Material for this task
+ + + + +
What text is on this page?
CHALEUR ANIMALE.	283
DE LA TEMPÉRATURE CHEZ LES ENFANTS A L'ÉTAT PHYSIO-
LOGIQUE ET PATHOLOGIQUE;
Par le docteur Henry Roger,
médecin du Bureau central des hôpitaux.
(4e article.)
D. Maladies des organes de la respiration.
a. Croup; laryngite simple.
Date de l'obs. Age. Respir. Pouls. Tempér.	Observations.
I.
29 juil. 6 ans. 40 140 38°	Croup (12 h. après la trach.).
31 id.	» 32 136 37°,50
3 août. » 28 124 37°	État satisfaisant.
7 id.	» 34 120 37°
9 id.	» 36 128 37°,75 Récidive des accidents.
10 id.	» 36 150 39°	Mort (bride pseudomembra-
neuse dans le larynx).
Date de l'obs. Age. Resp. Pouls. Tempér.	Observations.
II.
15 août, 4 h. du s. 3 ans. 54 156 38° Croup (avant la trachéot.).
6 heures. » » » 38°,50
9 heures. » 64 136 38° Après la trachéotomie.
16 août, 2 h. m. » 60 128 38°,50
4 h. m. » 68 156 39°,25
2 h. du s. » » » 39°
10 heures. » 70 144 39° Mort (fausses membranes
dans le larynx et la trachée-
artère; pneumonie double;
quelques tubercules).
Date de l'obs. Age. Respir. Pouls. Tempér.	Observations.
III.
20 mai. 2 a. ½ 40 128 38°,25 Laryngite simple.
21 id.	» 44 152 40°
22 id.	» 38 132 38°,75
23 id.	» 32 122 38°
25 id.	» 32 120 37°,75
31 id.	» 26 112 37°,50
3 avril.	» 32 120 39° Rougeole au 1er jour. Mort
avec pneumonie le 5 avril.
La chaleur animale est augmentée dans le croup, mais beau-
+ + + + +
Do this
Single out each line of the records above with the string "simple" in it, and copy it.

Finished exercise
a. Croup; laryngite simple.
20 mai. 2 a. ½ 40 128 38°,25 Laryngite simple.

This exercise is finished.